(Dataset rows)
--- Begin ---

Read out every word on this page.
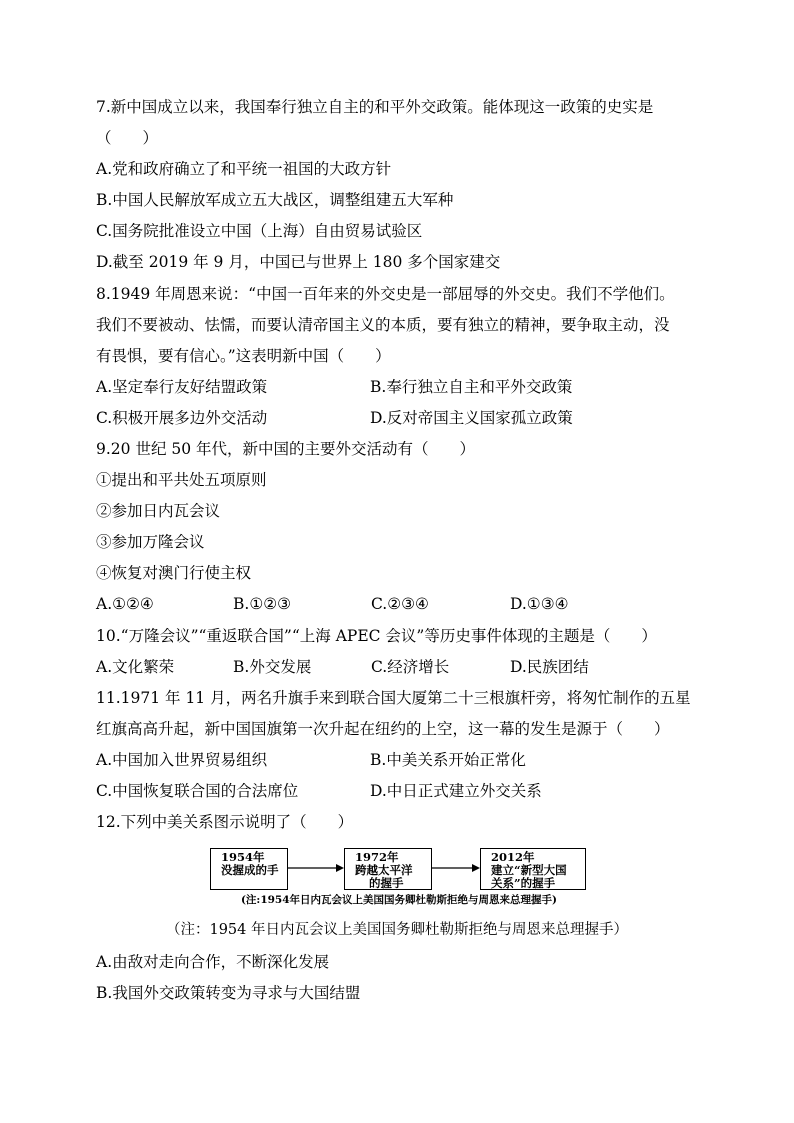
7.新中国成立以来，我国奉行独立自主的和平外交政策。能体现这一政策的史实是
（　　）
A.党和政府确立了和平统一祖国的大政方针
B.中国人民解放军成立五大战区，调整组建五大军种
C.国务院批准设立中国（上海）自由贸易试验区
D.截至 2019 年 9 月，中国已与世界上 180 多个国家建交
8.1949 年周恩来说：“中国一百年来的外交史是一部屈辱的外交史。我们不学他们。
我们不要被动、怯懦，而要认清帝国主义的本质，要有独立的精神，要争取主动，没
有畏惧，要有信心。”这表明新中国（　　）
A.坚定奉行友好结盟政策	B.奉行独立自主和平外交政策
C.积极开展多边外交活动	D.反对帝国主义国家孤立政策
9.20 世纪 50 年代，新中国的主要外交活动有（　　）
①提出和平共处五项原则
②参加日内瓦会议
③参加万隆会议
④恢复对澳门行使主权
A.①②④	B.①②③	C.②③④	D.①③④
10.“万隆会议”“重返联合国”“上海 APEC 会议”等历史事件体现的主题是（　　）
A.文化繁荣	B.外交发展	C.经济增长	D.民族团结
11.1971 年 11 月，两名升旗手来到联合国大厦第二十三根旗杆旁，将匆忙制作的五星
红旗高高升起，新中国国旗第一次升起在纽约的上空，这一幕的发生是源于（　　）
A.中国加入世界贸易组织	B.中美关系开始正常化
C.中国恢复联合国的合法席位	D.中日正式建立外交关系
12.下列中美关系图示说明了（　　）
1954年
没握成的手
1972年
跨越太平洋
的握手
2012年
建立“新型大国
关系”的握手
(注:1954年日内瓦会议上美国国务卿杜勒斯拒绝与周恩来总理握手)
（注：1954 年日内瓦会议上美国国务卿杜勒斯拒绝与周恩来总理握手）
A.由敌对走向合作，不断深化发展
B.我国外交政策转变为寻求与大国结盟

--- End ---

Without the pictures, transcribe the listing above exactly.

__RESULT FOR THIS TASK__
Read out every word on this page.
7.新中国成立以来，我国奉行独立自主的和平外交政策。能体现这一政策的史实是
（　　）
A.党和政府确立了和平统一祖国的大政方针
B.中国人民解放军成立五大战区，调整组建五大军种
C.国务院批准设立中国（上海）自由贸易试验区
D.截至 2019 年 9 月，中国已与世界上 180 多个国家建交
8.1949 年周恩来说：“中国一百年来的外交史是一部屈辱的外交史。我们不学他们。
我们不要被动、怯懦，而要认清帝国主义的本质，要有独立的精神，要争取主动，没
有畏惧，要有信心。”这表明新中国（　　）
A.坚定奉行友好结盟政策	B.奉行独立自主和平外交政策
C.积极开展多边外交活动	D.反对帝国主义国家孤立政策
9.20 世纪 50 年代，新中国的主要外交活动有（　　）
①提出和平共处五项原则
②参加日内瓦会议
③参加万隆会议
④恢复对澳门行使主权
A.①②④	B.①②③	C.②③④	D.①③④
10.“万隆会议”“重返联合国”“上海 APEC 会议”等历史事件体现的主题是（　　）
A.文化繁荣	B.外交发展	C.经济增长	D.民族团结
11.1971 年 11 月，两名升旗手来到联合国大厦第二十三根旗杆旁，将匆忙制作的五星
红旗高高升起，新中国国旗第一次升起在纽约的上空，这一幕的发生是源于（　　）
A.中国加入世界贸易组织	B.中美关系开始正常化
C.中国恢复联合国的合法席位	D.中日正式建立外交关系
12.下列中美关系图示说明了（　　）
1954年
没握成的手
1972年
跨越太平洋
的握手
2012年
建立“新型大国
关系”的握手
(注:1954年日内瓦会议上美国国务卿杜勒斯拒绝与周恩来总理握手)
（注：1954 年日内瓦会议上美国国务卿杜勒斯拒绝与周恩来总理握手）
A.由敌对走向合作，不断深化发展
B.我国外交政策转变为寻求与大国结盟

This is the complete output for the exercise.